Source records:
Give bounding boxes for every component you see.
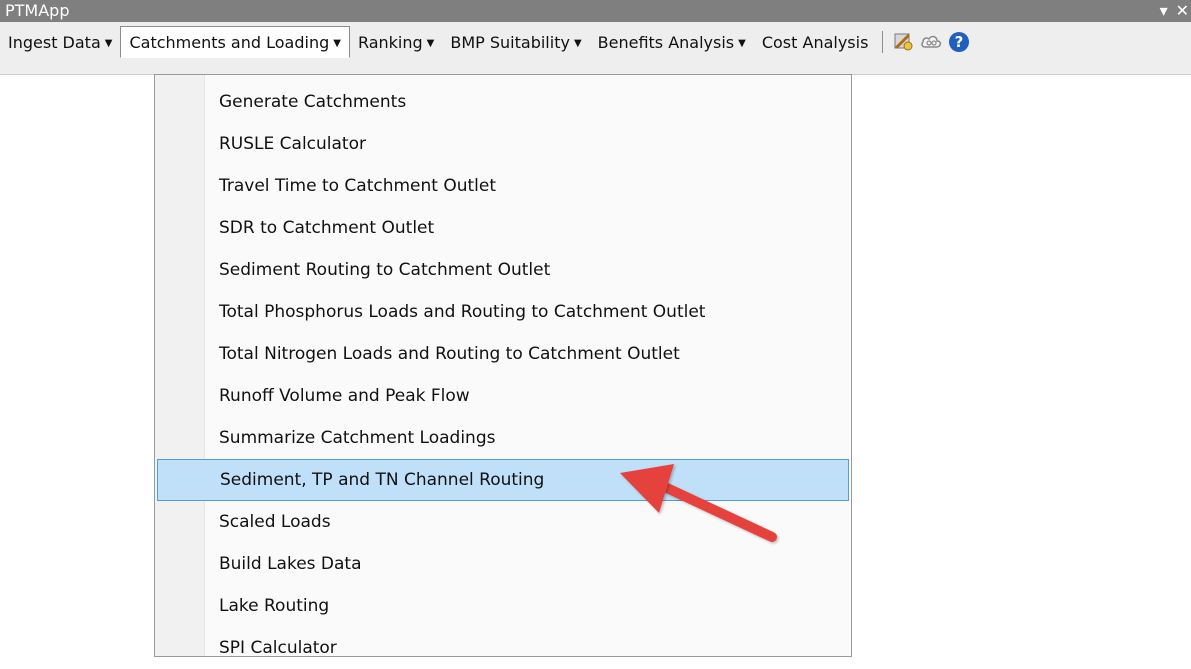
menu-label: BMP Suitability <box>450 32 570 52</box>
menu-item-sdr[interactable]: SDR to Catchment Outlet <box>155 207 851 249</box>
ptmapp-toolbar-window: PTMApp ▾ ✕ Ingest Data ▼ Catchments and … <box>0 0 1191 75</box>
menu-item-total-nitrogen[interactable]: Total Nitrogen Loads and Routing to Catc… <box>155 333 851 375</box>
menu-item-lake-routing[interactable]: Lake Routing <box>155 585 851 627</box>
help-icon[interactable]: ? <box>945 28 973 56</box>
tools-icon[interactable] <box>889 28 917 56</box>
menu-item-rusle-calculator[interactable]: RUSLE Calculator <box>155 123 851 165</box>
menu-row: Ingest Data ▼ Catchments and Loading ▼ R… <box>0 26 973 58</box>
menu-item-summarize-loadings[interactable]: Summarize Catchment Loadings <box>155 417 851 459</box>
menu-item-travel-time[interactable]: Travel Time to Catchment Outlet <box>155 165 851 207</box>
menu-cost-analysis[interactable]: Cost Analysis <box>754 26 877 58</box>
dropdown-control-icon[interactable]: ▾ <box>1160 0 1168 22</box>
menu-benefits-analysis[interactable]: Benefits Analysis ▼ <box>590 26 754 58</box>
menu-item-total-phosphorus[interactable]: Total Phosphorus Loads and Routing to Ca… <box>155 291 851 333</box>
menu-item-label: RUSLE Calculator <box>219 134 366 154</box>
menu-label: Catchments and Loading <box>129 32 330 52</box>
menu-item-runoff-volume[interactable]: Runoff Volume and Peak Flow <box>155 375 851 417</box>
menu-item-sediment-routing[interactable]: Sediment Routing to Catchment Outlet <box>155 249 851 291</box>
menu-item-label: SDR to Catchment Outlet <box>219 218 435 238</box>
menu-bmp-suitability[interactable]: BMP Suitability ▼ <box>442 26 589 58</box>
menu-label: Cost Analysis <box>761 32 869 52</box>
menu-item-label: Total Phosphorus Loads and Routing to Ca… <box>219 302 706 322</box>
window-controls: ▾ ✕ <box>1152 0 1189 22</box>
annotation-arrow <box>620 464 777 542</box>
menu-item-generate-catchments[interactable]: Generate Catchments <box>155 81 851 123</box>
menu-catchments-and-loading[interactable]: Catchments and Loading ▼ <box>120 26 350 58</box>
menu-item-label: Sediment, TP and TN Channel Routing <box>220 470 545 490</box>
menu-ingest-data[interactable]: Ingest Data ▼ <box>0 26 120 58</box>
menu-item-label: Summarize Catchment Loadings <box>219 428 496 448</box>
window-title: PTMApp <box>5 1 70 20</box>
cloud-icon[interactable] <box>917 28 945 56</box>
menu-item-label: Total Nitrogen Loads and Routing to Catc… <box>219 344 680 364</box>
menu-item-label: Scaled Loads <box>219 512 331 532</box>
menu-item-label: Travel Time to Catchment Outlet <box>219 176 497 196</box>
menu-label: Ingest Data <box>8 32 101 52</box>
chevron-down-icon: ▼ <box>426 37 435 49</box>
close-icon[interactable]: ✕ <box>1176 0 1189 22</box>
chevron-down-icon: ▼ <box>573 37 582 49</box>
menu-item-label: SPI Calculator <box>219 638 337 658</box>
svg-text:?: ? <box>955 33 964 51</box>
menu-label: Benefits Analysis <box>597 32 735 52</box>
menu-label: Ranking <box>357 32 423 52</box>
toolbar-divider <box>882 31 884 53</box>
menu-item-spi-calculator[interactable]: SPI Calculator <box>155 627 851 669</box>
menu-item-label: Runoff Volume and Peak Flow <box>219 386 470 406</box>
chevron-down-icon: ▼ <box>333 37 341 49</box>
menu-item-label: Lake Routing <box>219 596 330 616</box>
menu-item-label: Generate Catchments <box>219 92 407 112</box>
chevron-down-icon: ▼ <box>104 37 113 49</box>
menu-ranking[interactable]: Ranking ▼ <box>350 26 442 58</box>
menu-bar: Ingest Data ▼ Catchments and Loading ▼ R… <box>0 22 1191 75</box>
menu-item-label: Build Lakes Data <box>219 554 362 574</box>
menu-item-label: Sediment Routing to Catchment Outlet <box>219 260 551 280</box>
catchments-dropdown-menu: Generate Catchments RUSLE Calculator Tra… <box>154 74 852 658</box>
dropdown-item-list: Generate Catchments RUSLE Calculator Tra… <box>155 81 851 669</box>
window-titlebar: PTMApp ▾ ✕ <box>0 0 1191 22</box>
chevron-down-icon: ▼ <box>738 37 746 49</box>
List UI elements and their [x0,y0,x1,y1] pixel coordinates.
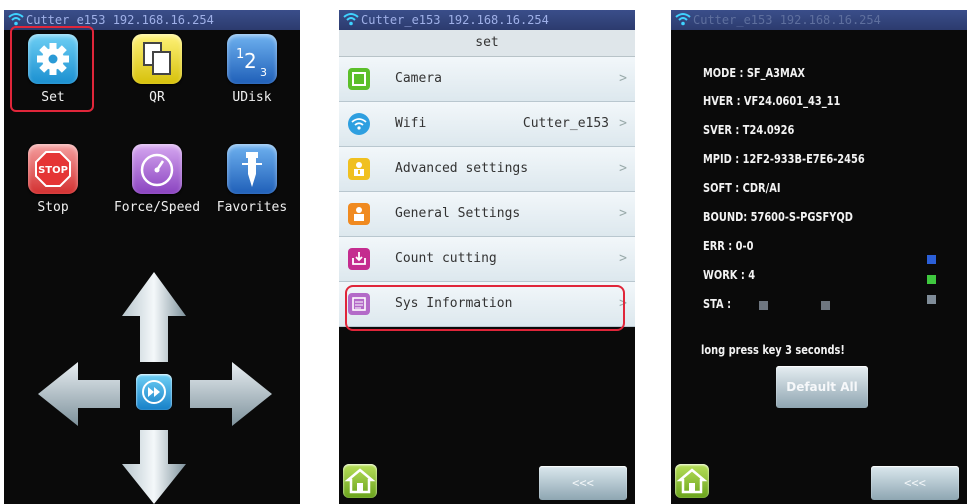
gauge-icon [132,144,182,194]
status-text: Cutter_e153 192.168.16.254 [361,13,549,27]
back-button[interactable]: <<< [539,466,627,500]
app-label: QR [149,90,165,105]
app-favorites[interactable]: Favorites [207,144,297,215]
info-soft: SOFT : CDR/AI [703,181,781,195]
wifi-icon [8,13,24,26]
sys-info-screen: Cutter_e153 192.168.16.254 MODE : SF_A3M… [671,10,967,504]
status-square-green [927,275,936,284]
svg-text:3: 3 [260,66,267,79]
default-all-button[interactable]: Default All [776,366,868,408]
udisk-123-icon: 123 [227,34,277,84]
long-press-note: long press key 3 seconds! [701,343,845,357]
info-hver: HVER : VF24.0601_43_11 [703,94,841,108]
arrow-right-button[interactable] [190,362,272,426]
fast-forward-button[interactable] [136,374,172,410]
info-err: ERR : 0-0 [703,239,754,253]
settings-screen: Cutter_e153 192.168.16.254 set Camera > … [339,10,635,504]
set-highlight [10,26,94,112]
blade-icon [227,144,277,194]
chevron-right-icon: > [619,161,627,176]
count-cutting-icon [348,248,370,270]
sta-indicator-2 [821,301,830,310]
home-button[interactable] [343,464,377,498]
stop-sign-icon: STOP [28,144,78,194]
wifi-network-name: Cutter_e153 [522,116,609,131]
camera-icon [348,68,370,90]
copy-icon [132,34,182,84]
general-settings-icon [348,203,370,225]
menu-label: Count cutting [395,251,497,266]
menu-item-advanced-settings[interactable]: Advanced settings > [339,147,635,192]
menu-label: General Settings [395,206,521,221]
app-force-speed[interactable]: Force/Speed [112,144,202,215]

_Direction:_ Pull out every line of the records above and reproduce each one verbatim, leaving out the pictures.

_Solution to this task:_
Give bounding boxes for every component you see.
menu-label: BMP Suitability <box>450 32 570 52</box>
menu-item-sdr[interactable]: SDR to Catchment Outlet <box>155 207 851 249</box>
ptmapp-toolbar-window: PTMApp ▾ ✕ Ingest Data ▼ Catchments and … <box>0 0 1191 75</box>
menu-item-total-nitrogen[interactable]: Total Nitrogen Loads and Routing to Catc… <box>155 333 851 375</box>
menu-item-lake-routing[interactable]: Lake Routing <box>155 585 851 627</box>
help-icon[interactable]: ? <box>945 28 973 56</box>
tools-icon[interactable] <box>889 28 917 56</box>
menu-item-rusle-calculator[interactable]: RUSLE Calculator <box>155 123 851 165</box>
menu-row: Ingest Data ▼ Catchments and Loading ▼ R… <box>0 26 973 58</box>
menu-item-summarize-loadings[interactable]: Summarize Catchment Loadings <box>155 417 851 459</box>
menu-item-travel-time[interactable]: Travel Time to Catchment Outlet <box>155 165 851 207</box>
menu-cost-analysis[interactable]: Cost Analysis <box>754 26 877 58</box>
dropdown-control-icon[interactable]: ▾ <box>1160 0 1168 22</box>
menu-benefits-analysis[interactable]: Benefits Analysis ▼ <box>590 26 754 58</box>
menu-item-total-phosphorus[interactable]: Total Phosphorus Loads and Routing to Ca… <box>155 291 851 333</box>
menu-item-label: RUSLE Calculator <box>219 134 366 154</box>
menu-label: Catchments and Loading <box>129 32 330 52</box>
menu-item-runoff-volume[interactable]: Runoff Volume and Peak Flow <box>155 375 851 417</box>
menu-item-sediment-routing[interactable]: Sediment Routing to Catchment Outlet <box>155 249 851 291</box>
menu-item-label: SDR to Catchment Outlet <box>219 218 435 238</box>
menu-bmp-suitability[interactable]: BMP Suitability ▼ <box>442 26 589 58</box>
menu-label: Cost Analysis <box>761 32 869 52</box>
menu-item-label: Total Phosphorus Loads and Routing to Ca… <box>219 302 706 322</box>
window-controls: ▾ ✕ <box>1152 0 1189 22</box>
annotation-arrow <box>620 464 777 542</box>
menu-item-generate-catchments[interactable]: Generate Catchments <box>155 81 851 123</box>
menu-catchments-and-loading[interactable]: Catchments and Loading ▼ <box>120 26 350 58</box>
menu-item-label: Sediment, TP and TN Channel Routing <box>220 470 545 490</box>
menu-ingest-data[interactable]: Ingest Data ▼ <box>0 26 120 58</box>
menu-item-label: Summarize Catchment Loadings <box>219 428 496 448</box>
window-title: PTMApp <box>5 1 70 20</box>
cloud-icon[interactable] <box>917 28 945 56</box>
menu-item-label: Total Nitrogen Loads and Routing to Catc… <box>219 344 680 364</box>
menu-item-label: Scaled Loads <box>219 512 331 532</box>
menu-item-label: Travel Time to Catchment Outlet <box>219 176 497 196</box>
menu-label: Ingest Data <box>8 32 101 52</box>
chevron-down-icon: ▼ <box>426 37 435 49</box>
close-icon[interactable]: ✕ <box>1176 0 1189 22</box>
chevron-down-icon: ▼ <box>573 37 582 49</box>
menu-item-label: SPI Calculator <box>219 638 337 658</box>
svg-text:?: ? <box>955 33 964 51</box>
menu-label: Benefits Analysis <box>597 32 735 52</box>
menu-label: Ranking <box>357 32 423 52</box>
toolbar-divider <box>882 31 884 53</box>
menu-item-spi-calculator[interactable]: SPI Calculator <box>155 627 851 669</box>
menu-item-label: Runoff Volume and Peak Flow <box>219 386 470 406</box>
chevron-down-icon: ▼ <box>333 37 341 49</box>
menu-item-label: Lake Routing <box>219 596 330 616</box>
menu-item-label: Generate Catchments <box>219 92 407 112</box>
chevron-down-icon: ▼ <box>104 37 113 49</box>
menu-ranking[interactable]: Ranking ▼ <box>350 26 442 58</box>
menu-bar: Ingest Data ▼ Catchments and Loading ▼ R… <box>0 22 1191 75</box>
menu-item-label: Build Lakes Data <box>219 554 362 574</box>
menu-item-label: Sediment Routing to Catchment Outlet <box>219 260 551 280</box>
catchments-dropdown-menu: Generate Catchments RUSLE Calculator Tra… <box>154 74 852 658</box>
dropdown-item-list: Generate Catchments RUSLE Calculator Tra… <box>155 81 851 669</box>
window-titlebar: PTMApp ▾ ✕ <box>0 0 1191 22</box>
chevron-down-icon: ▼ <box>738 37 746 49</box>
List UI elements and their [x0,y0,x1,y1] pixel coordinates.
gauge-icon [132,144,182,194]
status-text: Cutter_e153 192.168.16.254 [361,13,549,27]
back-button[interactable]: <<< [539,466,627,500]
app-label: QR [149,90,165,105]
app-favorites[interactable]: Favorites [207,144,297,215]
info-soft: SOFT : CDR/AI [703,181,781,195]
wifi-icon [8,13,24,26]
sys-info-screen: Cutter_e153 192.168.16.254 MODE : SF_A3M… [671,10,967,504]
status-square-green [927,275,936,284]
svg-text:3: 3 [260,66,267,79]
default-all-button[interactable]: Default All [776,366,868,408]
udisk-123-icon: 123 [227,34,277,84]
long-press-note: long press key 3 seconds! [701,343,845,357]
info-hver: HVER : VF24.0601_43_11 [703,94,841,108]
arrow-right-button[interactable] [190,362,272,426]
fast-forward-button[interactable] [136,374,172,410]
info-err: ERR : 0-0 [703,239,754,253]
settings-screen: Cutter_e153 192.168.16.254 set Camera > … [339,10,635,504]
set-highlight [10,26,94,112]
blade-icon [227,144,277,194]
chevron-right-icon: > [619,161,627,176]
count-cutting-icon [348,248,370,270]
sta-indicator-2 [821,301,830,310]
home-button[interactable] [343,464,377,498]
stop-sign-icon: STOP [28,144,78,194]
wifi-network-name: Cutter_e153 [522,116,609,131]
camera-icon [348,68,370,90]
copy-icon [132,34,182,84]
general-settings-icon [348,203,370,225]
menu-label: Count cutting [395,251,497,266]
menu-item-advanced-settings[interactable]: Advanced settings > [339,147,635,192]
menu-label: General Settings [395,206,521,221]
app-force-speed[interactable]: Force/Speed [112,144,202,215]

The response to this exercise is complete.